Think about it. Our galaxy is named after a chocolate bar. I guess the Kale Way was voted down.

Let's be careful. I'm not saying all fast food is the same. There's crap, and there's crap crap. Try eating at a Red Lobster.

There's only two things that always smell the same, no matter what they contain. Garbage and anything from Red Lobster.

While I was eating my steak and lobster, they gave me a lobster-shaped bib. After the meal I was thinking, why not a lobster-shaped diaper for the diarrhea later on.

I got to pick my own lobster. Can I pick the stomach ailment I'll get as well? Can I pick the bill I pay?

Everyone who eats there looks like that first creature that crawled out of the ocean. Something not quite meant to be on land yet.

That, ladies and gentlemen, is the skinny on fat

Monday, 9 February 2015

The Regifted List

Last week I visited my very old high school, which is now a brand new high school, and found out one of my closest friends received a university scholarship after grade 13.

His name is on a plaque. The plaque came alive, reached out and burned into my forehead the words "Hey Paul, look what I got, you loser."

I wanted to burn the school down. It's really hard to set brick on fire, let alone get the high temperature needed to melt a plaque.

I suppose my friend is gifted, like so many other people walking around these days.

### Work request 1
Answer these questions about the blog excerpt.
(a) What shape was the bib handed out with the steak and lobster?
(b) After which grade did the friend receive a university scholarship?
(c) Which two things always smell the same, no matter what they contain?
### Work request 2
Resume the blog excerpt after its final sentence, keeping the same joking tone.

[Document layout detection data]
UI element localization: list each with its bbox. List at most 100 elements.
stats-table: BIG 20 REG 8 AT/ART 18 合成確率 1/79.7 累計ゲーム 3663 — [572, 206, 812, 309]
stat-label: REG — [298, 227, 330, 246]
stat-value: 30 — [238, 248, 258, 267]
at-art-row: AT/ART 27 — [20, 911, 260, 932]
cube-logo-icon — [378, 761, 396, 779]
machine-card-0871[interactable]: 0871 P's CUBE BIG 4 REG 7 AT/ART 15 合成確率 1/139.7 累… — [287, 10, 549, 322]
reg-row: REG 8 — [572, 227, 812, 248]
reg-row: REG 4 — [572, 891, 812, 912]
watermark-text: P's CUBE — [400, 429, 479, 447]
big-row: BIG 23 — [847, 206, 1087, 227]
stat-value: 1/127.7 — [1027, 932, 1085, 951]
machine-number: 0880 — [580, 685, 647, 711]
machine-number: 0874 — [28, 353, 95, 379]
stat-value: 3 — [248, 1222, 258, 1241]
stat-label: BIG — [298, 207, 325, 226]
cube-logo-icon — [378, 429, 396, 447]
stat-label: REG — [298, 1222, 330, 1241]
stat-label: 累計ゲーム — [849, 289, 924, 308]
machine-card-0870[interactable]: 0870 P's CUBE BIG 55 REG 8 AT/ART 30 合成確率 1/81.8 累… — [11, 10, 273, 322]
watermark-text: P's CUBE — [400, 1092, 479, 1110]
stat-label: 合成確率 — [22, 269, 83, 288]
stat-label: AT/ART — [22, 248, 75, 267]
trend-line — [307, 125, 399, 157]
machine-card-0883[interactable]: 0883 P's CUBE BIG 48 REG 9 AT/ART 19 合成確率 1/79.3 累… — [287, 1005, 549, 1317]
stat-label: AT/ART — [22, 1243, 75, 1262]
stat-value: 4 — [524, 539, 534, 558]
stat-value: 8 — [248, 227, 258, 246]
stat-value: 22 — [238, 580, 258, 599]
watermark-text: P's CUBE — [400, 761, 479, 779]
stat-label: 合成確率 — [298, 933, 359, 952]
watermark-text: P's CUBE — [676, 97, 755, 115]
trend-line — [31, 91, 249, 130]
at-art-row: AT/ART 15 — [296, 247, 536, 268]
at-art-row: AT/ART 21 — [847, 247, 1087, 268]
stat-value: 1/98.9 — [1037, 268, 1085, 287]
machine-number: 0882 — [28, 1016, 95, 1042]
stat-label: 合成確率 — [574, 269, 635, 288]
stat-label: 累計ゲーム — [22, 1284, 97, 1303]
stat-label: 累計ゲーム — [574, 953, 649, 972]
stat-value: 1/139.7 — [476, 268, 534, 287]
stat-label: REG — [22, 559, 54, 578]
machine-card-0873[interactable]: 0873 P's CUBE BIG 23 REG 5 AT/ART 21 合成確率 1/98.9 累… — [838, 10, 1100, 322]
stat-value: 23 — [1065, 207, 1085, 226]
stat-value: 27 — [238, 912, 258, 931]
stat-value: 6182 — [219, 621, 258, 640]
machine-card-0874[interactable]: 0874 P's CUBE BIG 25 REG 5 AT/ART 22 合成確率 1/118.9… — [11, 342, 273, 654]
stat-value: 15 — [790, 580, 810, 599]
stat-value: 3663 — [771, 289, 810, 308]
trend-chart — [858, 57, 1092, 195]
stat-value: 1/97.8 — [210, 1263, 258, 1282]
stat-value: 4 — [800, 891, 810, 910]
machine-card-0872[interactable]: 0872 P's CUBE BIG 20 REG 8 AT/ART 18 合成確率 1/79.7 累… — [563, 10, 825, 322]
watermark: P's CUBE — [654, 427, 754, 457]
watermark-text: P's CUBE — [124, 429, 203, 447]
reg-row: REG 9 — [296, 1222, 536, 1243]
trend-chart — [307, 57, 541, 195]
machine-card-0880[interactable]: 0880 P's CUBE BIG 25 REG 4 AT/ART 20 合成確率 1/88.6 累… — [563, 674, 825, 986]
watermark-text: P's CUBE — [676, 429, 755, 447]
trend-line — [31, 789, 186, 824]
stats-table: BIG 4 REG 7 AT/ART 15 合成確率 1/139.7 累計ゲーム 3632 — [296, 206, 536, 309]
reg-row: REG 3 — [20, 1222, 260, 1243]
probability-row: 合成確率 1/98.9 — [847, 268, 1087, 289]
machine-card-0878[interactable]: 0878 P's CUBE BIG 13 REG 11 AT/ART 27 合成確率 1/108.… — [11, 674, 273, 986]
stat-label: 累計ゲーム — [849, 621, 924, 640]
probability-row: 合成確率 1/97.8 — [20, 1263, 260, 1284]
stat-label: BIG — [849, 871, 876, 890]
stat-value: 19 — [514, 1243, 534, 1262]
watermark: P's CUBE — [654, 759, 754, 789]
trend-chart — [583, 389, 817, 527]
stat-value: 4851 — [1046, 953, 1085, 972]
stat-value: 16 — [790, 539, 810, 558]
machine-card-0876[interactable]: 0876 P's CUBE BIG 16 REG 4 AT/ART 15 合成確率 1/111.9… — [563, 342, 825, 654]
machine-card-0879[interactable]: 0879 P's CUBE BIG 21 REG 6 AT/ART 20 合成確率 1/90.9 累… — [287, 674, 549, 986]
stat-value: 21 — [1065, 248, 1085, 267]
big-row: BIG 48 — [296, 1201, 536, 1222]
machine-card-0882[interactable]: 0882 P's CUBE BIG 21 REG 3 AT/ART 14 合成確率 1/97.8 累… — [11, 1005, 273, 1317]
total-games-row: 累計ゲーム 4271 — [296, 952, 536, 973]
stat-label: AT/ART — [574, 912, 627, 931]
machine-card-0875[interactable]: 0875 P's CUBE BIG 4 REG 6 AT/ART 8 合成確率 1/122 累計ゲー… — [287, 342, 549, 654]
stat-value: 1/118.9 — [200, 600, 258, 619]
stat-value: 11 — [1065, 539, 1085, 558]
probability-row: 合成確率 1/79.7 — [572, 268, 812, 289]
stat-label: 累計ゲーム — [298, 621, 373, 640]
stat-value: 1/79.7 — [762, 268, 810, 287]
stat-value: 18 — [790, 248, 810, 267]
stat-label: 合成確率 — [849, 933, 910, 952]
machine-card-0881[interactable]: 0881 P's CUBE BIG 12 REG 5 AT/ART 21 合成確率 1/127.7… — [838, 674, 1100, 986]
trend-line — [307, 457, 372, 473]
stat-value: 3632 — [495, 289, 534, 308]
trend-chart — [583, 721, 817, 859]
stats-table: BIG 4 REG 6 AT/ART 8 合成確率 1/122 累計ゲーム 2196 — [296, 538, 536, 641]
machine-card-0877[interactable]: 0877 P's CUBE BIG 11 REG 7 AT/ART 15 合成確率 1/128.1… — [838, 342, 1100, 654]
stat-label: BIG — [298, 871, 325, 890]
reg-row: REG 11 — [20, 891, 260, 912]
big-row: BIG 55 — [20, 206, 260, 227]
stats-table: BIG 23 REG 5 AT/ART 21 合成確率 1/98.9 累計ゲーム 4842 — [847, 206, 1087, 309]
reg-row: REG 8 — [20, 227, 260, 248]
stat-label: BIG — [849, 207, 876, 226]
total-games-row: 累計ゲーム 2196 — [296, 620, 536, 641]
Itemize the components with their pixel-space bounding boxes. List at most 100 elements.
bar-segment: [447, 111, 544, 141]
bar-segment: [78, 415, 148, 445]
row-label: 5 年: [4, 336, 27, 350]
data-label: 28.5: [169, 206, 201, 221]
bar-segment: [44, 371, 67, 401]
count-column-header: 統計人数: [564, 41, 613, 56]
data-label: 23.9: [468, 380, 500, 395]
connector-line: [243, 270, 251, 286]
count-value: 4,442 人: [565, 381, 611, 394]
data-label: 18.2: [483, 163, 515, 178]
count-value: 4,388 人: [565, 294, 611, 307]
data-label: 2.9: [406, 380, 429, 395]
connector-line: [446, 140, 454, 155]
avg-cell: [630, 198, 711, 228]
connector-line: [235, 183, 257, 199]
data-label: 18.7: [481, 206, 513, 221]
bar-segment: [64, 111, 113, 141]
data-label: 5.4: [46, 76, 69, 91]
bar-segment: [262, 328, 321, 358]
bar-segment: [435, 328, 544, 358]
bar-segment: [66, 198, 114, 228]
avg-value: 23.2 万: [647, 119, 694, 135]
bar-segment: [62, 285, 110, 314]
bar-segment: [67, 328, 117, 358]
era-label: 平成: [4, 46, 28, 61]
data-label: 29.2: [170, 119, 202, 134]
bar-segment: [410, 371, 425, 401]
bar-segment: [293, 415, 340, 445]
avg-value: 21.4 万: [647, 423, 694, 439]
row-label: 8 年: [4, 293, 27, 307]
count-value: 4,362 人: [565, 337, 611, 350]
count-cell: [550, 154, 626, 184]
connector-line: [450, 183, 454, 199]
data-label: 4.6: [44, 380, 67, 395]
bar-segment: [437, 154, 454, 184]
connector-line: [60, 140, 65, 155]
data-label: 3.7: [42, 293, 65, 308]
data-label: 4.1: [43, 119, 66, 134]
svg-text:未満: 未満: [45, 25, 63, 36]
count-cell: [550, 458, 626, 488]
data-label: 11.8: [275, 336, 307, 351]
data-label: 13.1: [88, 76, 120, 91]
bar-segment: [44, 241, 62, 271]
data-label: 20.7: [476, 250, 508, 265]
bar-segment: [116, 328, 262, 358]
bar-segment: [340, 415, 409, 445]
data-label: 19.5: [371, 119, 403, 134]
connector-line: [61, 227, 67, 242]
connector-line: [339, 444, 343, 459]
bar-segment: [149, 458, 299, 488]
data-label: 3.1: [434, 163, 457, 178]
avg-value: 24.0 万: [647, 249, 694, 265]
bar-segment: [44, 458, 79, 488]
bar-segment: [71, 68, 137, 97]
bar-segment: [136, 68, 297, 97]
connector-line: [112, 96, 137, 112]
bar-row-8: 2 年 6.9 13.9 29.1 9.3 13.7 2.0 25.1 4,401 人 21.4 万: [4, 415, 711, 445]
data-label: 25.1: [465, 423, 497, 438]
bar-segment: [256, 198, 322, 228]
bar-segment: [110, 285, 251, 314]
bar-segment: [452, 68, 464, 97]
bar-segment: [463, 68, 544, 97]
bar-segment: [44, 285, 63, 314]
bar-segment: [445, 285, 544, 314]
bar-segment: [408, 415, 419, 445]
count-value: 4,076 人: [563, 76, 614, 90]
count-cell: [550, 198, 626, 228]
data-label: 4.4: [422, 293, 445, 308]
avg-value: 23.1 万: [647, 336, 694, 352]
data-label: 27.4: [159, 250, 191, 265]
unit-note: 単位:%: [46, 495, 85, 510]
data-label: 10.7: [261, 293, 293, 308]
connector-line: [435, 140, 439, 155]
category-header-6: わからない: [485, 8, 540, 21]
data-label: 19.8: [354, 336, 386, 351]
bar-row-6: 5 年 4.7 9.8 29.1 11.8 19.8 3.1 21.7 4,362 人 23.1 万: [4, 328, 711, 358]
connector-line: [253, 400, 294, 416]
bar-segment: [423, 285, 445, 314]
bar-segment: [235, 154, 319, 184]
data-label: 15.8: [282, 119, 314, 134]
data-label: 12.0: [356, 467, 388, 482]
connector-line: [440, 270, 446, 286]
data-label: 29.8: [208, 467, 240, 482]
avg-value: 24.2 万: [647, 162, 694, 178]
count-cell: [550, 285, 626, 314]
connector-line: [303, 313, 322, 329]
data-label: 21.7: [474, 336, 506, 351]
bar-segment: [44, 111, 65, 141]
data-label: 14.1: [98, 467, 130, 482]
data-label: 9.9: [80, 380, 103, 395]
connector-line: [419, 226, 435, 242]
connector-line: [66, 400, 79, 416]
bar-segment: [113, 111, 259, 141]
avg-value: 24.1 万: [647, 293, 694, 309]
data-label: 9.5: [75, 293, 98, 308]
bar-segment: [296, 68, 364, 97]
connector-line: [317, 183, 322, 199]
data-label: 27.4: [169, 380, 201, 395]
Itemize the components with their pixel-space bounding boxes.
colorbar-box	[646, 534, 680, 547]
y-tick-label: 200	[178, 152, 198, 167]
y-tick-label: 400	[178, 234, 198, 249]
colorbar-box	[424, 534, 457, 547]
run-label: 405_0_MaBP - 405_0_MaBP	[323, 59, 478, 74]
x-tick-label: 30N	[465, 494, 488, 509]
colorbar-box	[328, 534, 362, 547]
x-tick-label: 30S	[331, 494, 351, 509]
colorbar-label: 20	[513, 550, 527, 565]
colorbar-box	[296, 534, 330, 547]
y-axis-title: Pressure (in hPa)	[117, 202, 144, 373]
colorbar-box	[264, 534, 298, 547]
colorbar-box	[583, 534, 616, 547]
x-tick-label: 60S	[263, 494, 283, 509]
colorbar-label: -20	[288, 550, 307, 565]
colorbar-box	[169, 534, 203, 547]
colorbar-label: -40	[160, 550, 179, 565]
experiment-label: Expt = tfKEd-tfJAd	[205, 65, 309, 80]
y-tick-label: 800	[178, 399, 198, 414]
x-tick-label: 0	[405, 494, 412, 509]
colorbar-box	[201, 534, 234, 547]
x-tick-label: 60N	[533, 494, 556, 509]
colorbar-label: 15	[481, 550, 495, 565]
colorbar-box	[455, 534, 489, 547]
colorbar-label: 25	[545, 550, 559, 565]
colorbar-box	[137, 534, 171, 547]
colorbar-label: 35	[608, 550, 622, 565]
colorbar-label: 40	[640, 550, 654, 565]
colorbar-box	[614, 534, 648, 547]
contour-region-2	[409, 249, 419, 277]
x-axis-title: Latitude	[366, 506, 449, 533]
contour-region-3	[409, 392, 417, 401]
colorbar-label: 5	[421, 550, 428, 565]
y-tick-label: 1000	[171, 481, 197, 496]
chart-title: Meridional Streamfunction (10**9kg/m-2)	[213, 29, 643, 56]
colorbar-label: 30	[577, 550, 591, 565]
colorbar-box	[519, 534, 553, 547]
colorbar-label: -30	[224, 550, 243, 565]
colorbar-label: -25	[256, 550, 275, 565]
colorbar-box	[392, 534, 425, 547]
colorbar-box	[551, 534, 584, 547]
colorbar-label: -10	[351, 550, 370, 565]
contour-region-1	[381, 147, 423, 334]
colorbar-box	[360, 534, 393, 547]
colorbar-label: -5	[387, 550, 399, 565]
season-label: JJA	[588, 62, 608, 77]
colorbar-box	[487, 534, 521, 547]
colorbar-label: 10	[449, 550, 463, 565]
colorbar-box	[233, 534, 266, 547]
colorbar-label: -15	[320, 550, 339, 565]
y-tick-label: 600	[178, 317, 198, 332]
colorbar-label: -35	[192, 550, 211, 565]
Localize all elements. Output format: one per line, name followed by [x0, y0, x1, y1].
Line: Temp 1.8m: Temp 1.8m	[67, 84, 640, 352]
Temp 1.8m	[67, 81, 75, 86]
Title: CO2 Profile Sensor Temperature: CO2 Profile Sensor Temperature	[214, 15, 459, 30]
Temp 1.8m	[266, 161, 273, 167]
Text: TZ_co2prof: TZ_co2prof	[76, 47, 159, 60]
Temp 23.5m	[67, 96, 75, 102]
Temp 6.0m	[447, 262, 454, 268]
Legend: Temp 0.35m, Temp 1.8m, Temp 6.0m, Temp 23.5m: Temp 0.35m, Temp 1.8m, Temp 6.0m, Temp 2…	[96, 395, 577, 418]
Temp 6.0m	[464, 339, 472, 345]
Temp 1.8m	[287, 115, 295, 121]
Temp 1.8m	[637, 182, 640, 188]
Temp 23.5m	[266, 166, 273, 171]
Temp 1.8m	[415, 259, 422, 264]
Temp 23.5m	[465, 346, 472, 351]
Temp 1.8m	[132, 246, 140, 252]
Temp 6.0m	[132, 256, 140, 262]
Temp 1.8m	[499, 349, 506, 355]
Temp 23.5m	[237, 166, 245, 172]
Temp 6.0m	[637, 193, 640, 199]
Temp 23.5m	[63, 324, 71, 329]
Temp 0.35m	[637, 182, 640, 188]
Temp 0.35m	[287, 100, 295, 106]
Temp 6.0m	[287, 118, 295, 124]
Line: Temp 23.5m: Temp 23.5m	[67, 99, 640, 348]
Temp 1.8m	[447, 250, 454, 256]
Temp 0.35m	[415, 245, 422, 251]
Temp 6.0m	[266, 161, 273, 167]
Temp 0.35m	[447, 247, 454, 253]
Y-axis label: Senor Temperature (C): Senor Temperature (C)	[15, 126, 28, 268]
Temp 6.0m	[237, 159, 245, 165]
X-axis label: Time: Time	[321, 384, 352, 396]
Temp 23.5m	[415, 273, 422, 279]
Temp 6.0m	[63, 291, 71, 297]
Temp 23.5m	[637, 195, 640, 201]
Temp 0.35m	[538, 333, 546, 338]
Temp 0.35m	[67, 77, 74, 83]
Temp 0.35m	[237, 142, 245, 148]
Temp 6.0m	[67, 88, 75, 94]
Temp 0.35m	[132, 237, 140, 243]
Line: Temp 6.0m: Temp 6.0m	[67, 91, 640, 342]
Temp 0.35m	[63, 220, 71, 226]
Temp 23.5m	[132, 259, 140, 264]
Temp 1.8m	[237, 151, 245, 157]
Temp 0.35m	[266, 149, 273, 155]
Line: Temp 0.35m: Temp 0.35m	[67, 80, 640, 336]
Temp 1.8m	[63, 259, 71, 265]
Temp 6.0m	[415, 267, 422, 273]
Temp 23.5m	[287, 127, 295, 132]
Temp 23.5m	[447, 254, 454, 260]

### Answer section 1
(a) It was lobster-shaped.
(b) Grade 13.
(c) Garbage and anything from Red Lobster.

### Answer section 2
I can't stand gifted people. Okay, I don't really mind them. It's more like trying to mix O.J. and milk. Bleueeckkk.

You see, I'm on a rarely-talked about list.

I was born re-gifted.

Yup – I'm like that bottle of wine that no one wants. Hey, here's some wine from the Gobi Desert. Just add water and shake.

It's passed 'round and 'round until finally someone needs to clean their silver with something very acidic.

You can always tell the regifted wine bottles. They're either still in that thin, tall bag or people separate them out from the fine wine.

Same happened to me. If you look at the family photos you'll notice I'm always on the side, a bit away from everyone else.

That's Paul. He's over there because we'll probably regift him soon.

Too bad it's against the law to pass on re-gifted children like they're a wine bottle.

Hey Frank, I brought a little kid with me in case Janice can't get pregnant. Go ahead, keep him. You can always unload him later.

If I were a math symbol I would be the less than symbol (<). Gifted people are, of course the greater than symbol (>). Beats being zero, which means you're dead.

Other symbols that describe me: square root. Whatever you expect of me, take the square root and that's what you'll get.

I walked by an ex-toggery and all the employees came out and cooed – oh, there goes a re-gifted person. They know re-gifts when they see them. Let's put him on the rack, maybe someone will take him.

They don't even offer me gift receipts at the store. Ha ha ha, look at the poor regifted person. Probably buying that for himself.

Maybe calling myself regifted is a little too ambitious. I'm more like a loot bag from a snotty-nosed kid's party.

One thing I never do is buy gifted people Christmas or birthday presents. They've been gifted enough.

Regifteds don't find girlfriends. They are regifted girlfriends. All the single girls I ever met were girls my brother turned down. I assumed those girls learned how to turn me down from my brother.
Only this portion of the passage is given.